Records contained in a dataset:

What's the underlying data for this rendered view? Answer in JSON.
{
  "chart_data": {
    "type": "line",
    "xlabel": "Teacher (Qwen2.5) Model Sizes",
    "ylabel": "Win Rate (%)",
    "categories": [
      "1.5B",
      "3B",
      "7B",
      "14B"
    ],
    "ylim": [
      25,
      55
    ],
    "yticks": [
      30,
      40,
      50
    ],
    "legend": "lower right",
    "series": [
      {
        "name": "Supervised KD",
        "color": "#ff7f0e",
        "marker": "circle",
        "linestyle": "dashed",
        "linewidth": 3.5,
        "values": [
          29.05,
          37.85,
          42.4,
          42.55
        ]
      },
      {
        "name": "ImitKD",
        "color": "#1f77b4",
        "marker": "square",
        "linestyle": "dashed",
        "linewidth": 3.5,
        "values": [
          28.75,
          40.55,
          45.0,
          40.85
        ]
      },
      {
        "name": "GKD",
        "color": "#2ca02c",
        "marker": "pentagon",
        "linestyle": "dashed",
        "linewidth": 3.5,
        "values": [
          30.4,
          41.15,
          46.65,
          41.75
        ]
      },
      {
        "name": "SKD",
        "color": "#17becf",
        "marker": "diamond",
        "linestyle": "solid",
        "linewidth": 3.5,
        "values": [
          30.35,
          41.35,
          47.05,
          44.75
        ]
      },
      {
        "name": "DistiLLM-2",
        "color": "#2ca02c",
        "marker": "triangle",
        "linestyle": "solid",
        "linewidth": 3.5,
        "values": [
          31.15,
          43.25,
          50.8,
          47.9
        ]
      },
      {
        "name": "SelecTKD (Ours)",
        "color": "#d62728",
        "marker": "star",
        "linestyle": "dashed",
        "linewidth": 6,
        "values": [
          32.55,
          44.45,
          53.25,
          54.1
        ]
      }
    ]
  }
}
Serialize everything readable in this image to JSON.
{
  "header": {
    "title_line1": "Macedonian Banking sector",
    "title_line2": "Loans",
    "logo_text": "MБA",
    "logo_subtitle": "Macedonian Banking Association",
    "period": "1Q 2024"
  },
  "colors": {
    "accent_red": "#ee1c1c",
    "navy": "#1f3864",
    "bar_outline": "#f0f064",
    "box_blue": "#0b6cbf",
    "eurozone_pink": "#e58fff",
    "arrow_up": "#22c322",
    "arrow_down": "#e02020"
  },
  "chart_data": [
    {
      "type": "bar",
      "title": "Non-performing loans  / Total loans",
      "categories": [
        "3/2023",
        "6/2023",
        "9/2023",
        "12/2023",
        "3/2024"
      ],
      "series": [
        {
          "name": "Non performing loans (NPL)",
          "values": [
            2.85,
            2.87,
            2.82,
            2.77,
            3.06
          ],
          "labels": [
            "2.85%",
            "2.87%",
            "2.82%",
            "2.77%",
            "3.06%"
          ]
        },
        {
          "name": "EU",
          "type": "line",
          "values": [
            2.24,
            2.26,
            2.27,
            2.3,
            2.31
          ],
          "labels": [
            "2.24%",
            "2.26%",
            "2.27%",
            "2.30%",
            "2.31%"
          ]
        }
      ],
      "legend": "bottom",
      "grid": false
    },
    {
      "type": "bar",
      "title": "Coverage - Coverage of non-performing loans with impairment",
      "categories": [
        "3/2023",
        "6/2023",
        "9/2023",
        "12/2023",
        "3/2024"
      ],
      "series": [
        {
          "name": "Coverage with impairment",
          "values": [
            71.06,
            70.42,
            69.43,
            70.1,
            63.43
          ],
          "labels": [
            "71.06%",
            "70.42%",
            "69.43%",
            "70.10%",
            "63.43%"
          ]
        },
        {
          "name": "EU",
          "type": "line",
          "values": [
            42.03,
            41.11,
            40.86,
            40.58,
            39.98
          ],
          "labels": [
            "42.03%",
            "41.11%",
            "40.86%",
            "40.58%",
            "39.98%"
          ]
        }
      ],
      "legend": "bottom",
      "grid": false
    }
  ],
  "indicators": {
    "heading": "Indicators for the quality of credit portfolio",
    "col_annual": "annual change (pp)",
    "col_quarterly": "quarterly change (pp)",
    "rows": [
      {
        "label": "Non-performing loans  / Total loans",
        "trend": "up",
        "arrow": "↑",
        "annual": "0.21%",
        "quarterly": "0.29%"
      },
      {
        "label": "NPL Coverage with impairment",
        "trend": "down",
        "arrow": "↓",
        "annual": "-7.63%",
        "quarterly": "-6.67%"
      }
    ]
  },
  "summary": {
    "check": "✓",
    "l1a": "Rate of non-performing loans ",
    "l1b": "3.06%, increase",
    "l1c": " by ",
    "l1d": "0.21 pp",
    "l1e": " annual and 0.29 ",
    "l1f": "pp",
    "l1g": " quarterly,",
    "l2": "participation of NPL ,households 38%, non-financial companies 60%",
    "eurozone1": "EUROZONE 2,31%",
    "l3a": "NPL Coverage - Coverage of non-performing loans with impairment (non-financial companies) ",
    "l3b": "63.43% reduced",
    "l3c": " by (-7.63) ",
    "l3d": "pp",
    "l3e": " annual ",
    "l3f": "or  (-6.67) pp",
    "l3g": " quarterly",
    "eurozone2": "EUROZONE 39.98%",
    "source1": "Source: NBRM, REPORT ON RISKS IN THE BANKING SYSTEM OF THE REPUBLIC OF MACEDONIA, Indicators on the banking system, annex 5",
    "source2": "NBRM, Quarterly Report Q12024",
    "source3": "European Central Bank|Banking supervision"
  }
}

...

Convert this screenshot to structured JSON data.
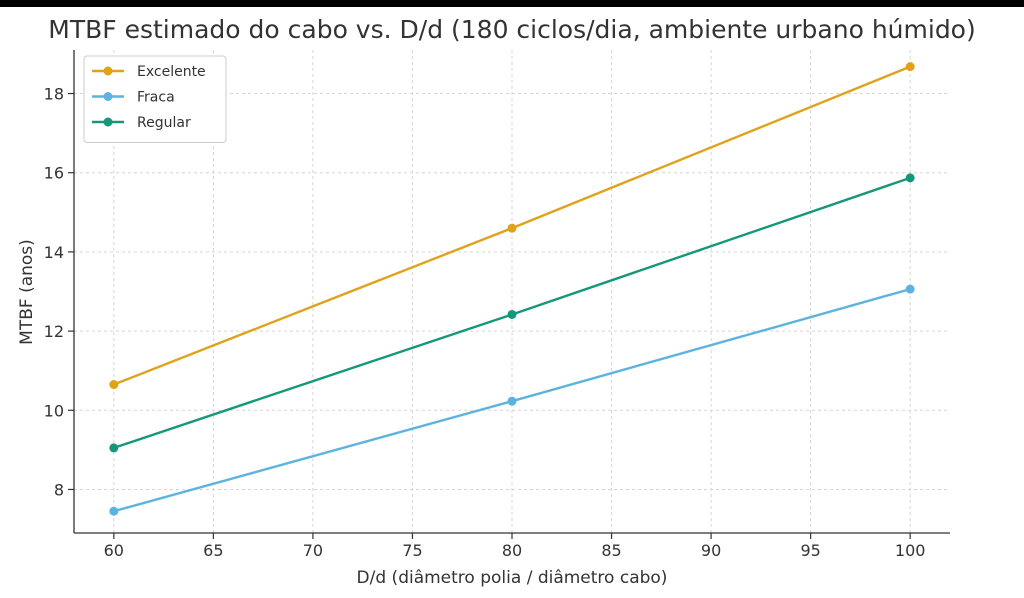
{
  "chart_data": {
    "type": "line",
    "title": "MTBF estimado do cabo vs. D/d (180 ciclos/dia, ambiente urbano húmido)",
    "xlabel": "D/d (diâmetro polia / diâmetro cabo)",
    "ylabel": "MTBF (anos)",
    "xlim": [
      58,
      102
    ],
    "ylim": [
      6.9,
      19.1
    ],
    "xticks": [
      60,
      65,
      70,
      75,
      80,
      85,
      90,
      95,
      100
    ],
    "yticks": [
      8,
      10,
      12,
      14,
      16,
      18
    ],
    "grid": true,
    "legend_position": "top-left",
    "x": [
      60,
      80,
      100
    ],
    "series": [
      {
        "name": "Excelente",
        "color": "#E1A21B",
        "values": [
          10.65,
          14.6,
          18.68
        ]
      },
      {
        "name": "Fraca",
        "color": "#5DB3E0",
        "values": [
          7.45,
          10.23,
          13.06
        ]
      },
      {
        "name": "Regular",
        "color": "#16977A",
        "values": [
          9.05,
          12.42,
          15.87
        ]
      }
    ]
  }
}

...

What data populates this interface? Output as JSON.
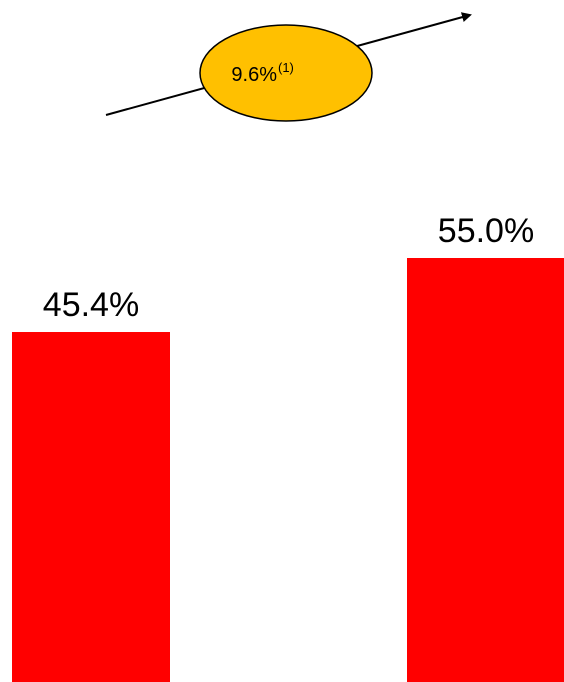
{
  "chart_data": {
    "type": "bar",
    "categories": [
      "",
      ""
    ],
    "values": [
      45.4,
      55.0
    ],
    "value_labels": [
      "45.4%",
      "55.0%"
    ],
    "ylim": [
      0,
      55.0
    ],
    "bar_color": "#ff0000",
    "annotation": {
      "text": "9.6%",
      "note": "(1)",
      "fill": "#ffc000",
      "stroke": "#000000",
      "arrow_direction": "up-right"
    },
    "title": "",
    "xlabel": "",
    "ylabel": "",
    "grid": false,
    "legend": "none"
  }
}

## Set task
Looking at the data above, how many lines hold the word "annual"? Respond with the number alone.

## Result of this task
5